--- LISTED RECORDS ---

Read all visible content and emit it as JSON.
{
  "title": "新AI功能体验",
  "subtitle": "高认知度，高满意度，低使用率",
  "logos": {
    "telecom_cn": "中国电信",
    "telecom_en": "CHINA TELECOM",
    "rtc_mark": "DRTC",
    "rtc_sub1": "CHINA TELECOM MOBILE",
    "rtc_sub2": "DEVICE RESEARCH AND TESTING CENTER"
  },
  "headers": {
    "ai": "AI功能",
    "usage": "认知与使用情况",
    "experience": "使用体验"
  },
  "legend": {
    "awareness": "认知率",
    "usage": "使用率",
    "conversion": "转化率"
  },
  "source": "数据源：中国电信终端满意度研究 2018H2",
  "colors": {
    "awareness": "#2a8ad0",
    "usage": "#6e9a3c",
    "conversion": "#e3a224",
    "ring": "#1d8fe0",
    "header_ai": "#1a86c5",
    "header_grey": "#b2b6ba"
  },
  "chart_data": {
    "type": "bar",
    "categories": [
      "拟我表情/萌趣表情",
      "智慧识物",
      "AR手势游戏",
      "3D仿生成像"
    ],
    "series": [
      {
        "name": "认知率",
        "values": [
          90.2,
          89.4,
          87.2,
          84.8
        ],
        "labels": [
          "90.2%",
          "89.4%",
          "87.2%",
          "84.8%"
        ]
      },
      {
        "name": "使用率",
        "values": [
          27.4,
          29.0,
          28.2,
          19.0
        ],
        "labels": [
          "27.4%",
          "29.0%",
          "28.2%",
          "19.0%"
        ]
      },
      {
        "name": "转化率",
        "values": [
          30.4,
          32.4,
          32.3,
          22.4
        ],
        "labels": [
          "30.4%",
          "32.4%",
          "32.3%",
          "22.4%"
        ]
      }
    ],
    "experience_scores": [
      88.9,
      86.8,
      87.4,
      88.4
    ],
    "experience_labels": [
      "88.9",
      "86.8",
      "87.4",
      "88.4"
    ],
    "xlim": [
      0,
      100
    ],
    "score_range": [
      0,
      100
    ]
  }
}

---

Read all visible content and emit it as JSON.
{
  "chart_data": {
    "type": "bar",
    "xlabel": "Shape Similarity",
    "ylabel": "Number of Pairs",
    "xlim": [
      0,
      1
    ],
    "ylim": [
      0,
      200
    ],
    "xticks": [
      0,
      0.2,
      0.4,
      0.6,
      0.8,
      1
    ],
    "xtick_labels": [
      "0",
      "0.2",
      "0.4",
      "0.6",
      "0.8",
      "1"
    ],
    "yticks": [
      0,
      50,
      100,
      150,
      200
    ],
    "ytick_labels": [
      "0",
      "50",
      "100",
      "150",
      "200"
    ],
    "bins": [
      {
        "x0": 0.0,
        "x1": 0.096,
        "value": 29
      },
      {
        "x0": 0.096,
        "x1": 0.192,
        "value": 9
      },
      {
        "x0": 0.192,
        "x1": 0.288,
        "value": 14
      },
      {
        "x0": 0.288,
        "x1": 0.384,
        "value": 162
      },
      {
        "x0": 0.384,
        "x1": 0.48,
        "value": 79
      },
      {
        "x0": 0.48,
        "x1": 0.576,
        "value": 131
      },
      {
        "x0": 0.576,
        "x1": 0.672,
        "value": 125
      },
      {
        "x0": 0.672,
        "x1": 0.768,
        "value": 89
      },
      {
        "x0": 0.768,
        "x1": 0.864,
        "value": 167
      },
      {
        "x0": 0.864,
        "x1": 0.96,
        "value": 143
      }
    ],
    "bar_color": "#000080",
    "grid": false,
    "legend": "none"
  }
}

* * *

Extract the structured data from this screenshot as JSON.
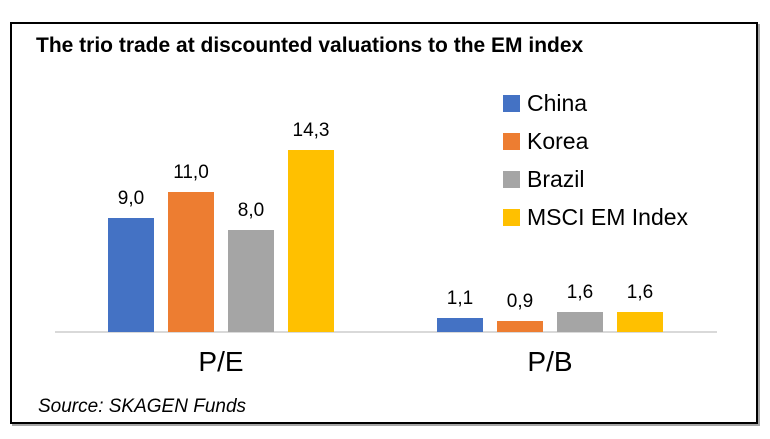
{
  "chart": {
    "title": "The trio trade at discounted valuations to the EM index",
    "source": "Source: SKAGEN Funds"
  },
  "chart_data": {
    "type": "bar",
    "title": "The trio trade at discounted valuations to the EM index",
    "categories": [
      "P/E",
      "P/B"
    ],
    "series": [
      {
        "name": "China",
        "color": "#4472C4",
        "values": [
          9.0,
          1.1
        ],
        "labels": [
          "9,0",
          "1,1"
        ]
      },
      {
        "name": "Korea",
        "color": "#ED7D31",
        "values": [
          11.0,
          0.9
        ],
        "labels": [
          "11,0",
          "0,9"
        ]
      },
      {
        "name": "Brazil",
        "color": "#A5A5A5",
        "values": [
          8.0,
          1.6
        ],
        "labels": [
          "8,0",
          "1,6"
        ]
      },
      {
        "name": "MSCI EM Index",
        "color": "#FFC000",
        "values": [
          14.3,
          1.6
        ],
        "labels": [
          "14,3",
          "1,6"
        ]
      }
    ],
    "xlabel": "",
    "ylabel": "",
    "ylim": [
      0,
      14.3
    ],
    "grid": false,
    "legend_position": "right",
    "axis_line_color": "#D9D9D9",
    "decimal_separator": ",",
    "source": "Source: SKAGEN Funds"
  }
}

--- WORK TO COMPLETE ---
Find the string "name" in the records, then copy each line where it occurs.

--- EXERCISE RESPONSE ---
        "name": "认知率",
        "name": "使用率",
        "name": "转化率",
        "name": "China",
        "name": "Korea",
        "name": "Brazil",
        "name": "MSCI EM Index",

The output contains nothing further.